--- What to do ---
Transcribe all of the material exactly. Any picture in it should be left out.

--- Supplied material ---
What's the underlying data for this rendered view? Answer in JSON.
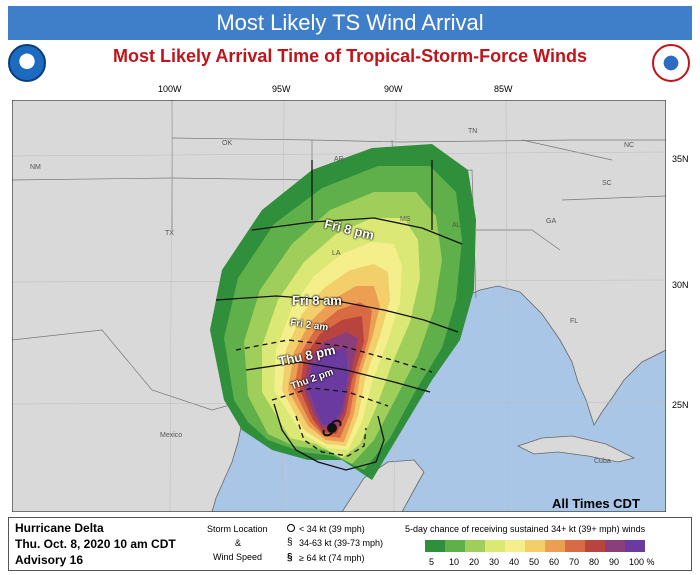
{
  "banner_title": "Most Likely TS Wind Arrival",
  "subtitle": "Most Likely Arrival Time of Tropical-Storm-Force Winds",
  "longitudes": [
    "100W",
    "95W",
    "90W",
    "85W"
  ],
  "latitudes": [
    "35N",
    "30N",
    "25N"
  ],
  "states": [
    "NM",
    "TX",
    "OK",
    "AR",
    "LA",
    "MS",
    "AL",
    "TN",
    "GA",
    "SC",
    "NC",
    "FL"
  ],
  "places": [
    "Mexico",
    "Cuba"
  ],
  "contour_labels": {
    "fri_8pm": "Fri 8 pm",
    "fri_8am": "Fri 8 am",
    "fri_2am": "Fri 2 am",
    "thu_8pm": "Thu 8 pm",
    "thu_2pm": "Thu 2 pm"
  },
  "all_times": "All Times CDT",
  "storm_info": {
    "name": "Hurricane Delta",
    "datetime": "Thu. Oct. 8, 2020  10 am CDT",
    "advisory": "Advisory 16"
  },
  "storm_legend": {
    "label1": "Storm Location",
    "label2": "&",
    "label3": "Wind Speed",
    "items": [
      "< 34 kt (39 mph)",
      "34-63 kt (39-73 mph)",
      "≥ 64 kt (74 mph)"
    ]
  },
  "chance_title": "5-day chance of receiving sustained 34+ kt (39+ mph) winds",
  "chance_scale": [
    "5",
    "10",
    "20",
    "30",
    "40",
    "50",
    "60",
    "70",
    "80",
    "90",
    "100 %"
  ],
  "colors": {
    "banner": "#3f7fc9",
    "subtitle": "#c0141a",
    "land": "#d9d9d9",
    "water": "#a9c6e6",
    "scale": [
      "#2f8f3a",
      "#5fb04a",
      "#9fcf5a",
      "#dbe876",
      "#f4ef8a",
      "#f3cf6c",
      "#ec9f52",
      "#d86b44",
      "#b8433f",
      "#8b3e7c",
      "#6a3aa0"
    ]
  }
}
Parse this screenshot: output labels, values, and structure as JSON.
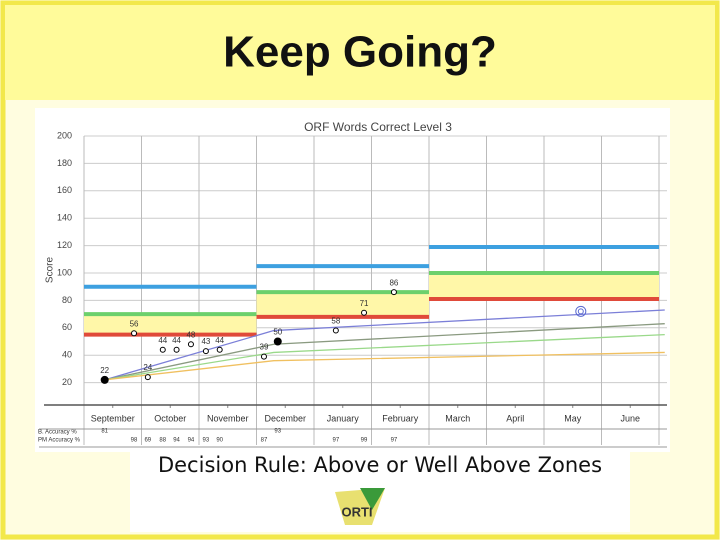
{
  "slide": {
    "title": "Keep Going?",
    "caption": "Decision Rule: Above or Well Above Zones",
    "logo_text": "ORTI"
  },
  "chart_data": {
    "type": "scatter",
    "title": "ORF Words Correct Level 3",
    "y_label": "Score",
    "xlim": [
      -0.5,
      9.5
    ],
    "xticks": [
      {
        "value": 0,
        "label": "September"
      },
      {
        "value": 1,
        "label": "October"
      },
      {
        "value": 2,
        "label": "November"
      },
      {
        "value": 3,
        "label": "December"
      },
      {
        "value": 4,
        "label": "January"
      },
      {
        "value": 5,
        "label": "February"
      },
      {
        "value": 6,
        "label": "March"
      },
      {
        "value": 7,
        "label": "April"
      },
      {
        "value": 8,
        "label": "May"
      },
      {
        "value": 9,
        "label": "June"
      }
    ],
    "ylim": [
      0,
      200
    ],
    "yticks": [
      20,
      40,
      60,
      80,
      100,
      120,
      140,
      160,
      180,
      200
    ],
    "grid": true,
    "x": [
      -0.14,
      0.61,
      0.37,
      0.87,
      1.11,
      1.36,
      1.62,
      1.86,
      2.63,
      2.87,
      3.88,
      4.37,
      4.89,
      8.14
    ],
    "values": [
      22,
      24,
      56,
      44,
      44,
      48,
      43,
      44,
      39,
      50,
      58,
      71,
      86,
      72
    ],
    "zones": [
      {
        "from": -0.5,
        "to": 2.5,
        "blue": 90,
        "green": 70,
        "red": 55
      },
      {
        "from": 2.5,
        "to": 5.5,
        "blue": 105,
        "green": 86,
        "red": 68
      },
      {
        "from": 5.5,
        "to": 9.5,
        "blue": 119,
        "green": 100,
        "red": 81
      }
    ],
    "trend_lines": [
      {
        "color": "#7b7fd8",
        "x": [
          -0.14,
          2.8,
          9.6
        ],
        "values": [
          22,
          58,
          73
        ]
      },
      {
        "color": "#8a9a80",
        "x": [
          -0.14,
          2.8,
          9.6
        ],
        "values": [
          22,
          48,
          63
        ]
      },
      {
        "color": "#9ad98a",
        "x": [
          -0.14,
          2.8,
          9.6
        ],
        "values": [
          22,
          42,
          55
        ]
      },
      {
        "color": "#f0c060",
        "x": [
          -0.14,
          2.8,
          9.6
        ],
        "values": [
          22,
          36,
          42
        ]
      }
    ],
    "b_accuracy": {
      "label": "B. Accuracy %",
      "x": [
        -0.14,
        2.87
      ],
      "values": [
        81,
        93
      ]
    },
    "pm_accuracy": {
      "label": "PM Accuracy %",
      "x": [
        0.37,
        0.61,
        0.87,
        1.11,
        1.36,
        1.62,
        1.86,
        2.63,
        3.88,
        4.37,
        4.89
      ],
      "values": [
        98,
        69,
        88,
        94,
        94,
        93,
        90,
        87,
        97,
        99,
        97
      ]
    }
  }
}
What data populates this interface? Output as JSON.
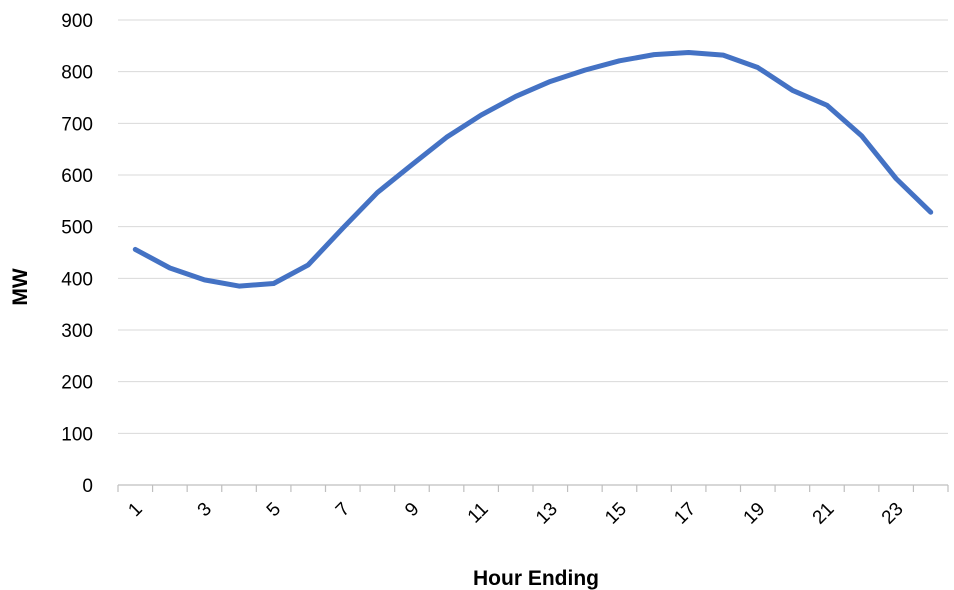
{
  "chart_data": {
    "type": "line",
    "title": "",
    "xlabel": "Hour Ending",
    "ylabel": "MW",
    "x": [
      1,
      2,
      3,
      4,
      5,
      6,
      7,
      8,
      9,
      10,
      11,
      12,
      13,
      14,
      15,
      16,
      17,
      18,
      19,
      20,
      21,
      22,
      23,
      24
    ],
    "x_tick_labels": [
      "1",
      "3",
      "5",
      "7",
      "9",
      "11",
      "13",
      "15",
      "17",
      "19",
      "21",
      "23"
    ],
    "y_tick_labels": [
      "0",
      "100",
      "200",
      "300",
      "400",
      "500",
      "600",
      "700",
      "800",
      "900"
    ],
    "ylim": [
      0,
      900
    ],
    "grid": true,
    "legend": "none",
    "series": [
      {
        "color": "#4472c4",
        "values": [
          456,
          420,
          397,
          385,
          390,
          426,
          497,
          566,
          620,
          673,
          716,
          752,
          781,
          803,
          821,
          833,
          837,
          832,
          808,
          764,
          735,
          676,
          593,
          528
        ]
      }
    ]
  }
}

--- Response below ---
What's the underlying data for this rendered view? Answer in JSON.
{
  "banner_title": "Most Likely TS Wind Arrival",
  "subtitle": "Most Likely Arrival Time of Tropical-Storm-Force Winds",
  "longitudes": [
    "100W",
    "95W",
    "90W",
    "85W"
  ],
  "latitudes": [
    "35N",
    "30N",
    "25N"
  ],
  "states": [
    "NM",
    "TX",
    "OK",
    "AR",
    "LA",
    "MS",
    "AL",
    "TN",
    "GA",
    "SC",
    "NC",
    "FL"
  ],
  "places": [
    "Mexico",
    "Cuba"
  ],
  "contour_labels": {
    "fri_8pm": "Fri 8 pm",
    "fri_8am": "Fri 8 am",
    "fri_2am": "Fri 2 am",
    "thu_8pm": "Thu 8 pm",
    "thu_2pm": "Thu 2 pm"
  },
  "all_times": "All Times CDT",
  "storm_info": {
    "name": "Hurricane Delta",
    "datetime": "Thu. Oct. 8, 2020  10 am CDT",
    "advisory": "Advisory 16"
  },
  "storm_legend": {
    "label1": "Storm Location",
    "label2": "&",
    "label3": "Wind Speed",
    "items": [
      "< 34 kt (39 mph)",
      "34-63 kt (39-73 mph)",
      "≥ 64 kt (74 mph)"
    ]
  },
  "chance_title": "5-day chance of receiving sustained 34+ kt (39+ mph) winds",
  "chance_scale": [
    "5",
    "10",
    "20",
    "30",
    "40",
    "50",
    "60",
    "70",
    "80",
    "90",
    "100 %"
  ],
  "colors": {
    "banner": "#3f7fc9",
    "subtitle": "#c0141a",
    "land": "#d9d9d9",
    "water": "#a9c6e6",
    "scale": [
      "#2f8f3a",
      "#5fb04a",
      "#9fcf5a",
      "#dbe876",
      "#f4ef8a",
      "#f3cf6c",
      "#ec9f52",
      "#d86b44",
      "#b8433f",
      "#8b3e7c",
      "#6a3aa0"
    ]
  }
}
Parse this screenshot: output labels, values, and structure as JSON.
{
  "slide": {
    "title": "Keep Going?",
    "caption": "Decision Rule: Above or Well Above Zones",
    "logo_text": "ORTI"
  },
  "chart_data": {
    "type": "scatter",
    "title": "ORF Words Correct Level 3",
    "y_label": "Score",
    "xlim": [
      -0.5,
      9.5
    ],
    "xticks": [
      {
        "value": 0,
        "label": "September"
      },
      {
        "value": 1,
        "label": "October"
      },
      {
        "value": 2,
        "label": "November"
      },
      {
        "value": 3,
        "label": "December"
      },
      {
        "value": 4,
        "label": "January"
      },
      {
        "value": 5,
        "label": "February"
      },
      {
        "value": 6,
        "label": "March"
      },
      {
        "value": 7,
        "label": "April"
      },
      {
        "value": 8,
        "label": "May"
      },
      {
        "value": 9,
        "label": "June"
      }
    ],
    "ylim": [
      0,
      200
    ],
    "yticks": [
      20,
      40,
      60,
      80,
      100,
      120,
      140,
      160,
      180,
      200
    ],
    "grid": true,
    "x": [
      -0.14,
      0.61,
      0.37,
      0.87,
      1.11,
      1.36,
      1.62,
      1.86,
      2.63,
      2.87,
      3.88,
      4.37,
      4.89,
      8.14
    ],
    "values": [
      22,
      24,
      56,
      44,
      44,
      48,
      43,
      44,
      39,
      50,
      58,
      71,
      86,
      72
    ],
    "zones": [
      {
        "from": -0.5,
        "to": 2.5,
        "blue": 90,
        "green": 70,
        "red": 55
      },
      {
        "from": 2.5,
        "to": 5.5,
        "blue": 105,
        "green": 86,
        "red": 68
      },
      {
        "from": 5.5,
        "to": 9.5,
        "blue": 119,
        "green": 100,
        "red": 81
      }
    ],
    "trend_lines": [
      {
        "color": "#7b7fd8",
        "x": [
          -0.14,
          2.8,
          9.6
        ],
        "values": [
          22,
          58,
          73
        ]
      },
      {
        "color": "#8a9a80",
        "x": [
          -0.14,
          2.8,
          9.6
        ],
        "values": [
          22,
          48,
          63
        ]
      },
      {
        "color": "#9ad98a",
        "x": [
          -0.14,
          2.8,
          9.6
        ],
        "values": [
          22,
          42,
          55
        ]
      },
      {
        "color": "#f0c060",
        "x": [
          -0.14,
          2.8,
          9.6
        ],
        "values": [
          22,
          36,
          42
        ]
      }
    ],
    "b_accuracy": {
      "label": "B. Accuracy %",
      "x": [
        -0.14,
        2.87
      ],
      "values": [
        81,
        93
      ]
    },
    "pm_accuracy": {
      "label": "PM Accuracy %",
      "x": [
        0.37,
        0.61,
        0.87,
        1.11,
        1.36,
        1.62,
        1.86,
        2.63,
        3.88,
        4.37,
        4.89
      ],
      "values": [
        98,
        69,
        88,
        94,
        94,
        93,
        90,
        87,
        97,
        99,
        97
      ]
    }
  }
}
What data populates this interface? Output as JSON.
{
  "chart_data": {
    "type": "line",
    "title": "",
    "xlabel": "Hour Ending",
    "ylabel": "MW",
    "x": [
      1,
      2,
      3,
      4,
      5,
      6,
      7,
      8,
      9,
      10,
      11,
      12,
      13,
      14,
      15,
      16,
      17,
      18,
      19,
      20,
      21,
      22,
      23,
      24
    ],
    "x_tick_labels": [
      "1",
      "3",
      "5",
      "7",
      "9",
      "11",
      "13",
      "15",
      "17",
      "19",
      "21",
      "23"
    ],
    "y_tick_labels": [
      "0",
      "100",
      "200",
      "300",
      "400",
      "500",
      "600",
      "700",
      "800",
      "900"
    ],
    "ylim": [
      0,
      900
    ],
    "grid": true,
    "legend": "none",
    "series": [
      {
        "color": "#4472c4",
        "values": [
          456,
          420,
          397,
          385,
          390,
          426,
          497,
          566,
          620,
          673,
          716,
          752,
          781,
          803,
          821,
          833,
          837,
          832,
          808,
          764,
          735,
          676,
          593,
          528
        ]
      }
    ]
  }
}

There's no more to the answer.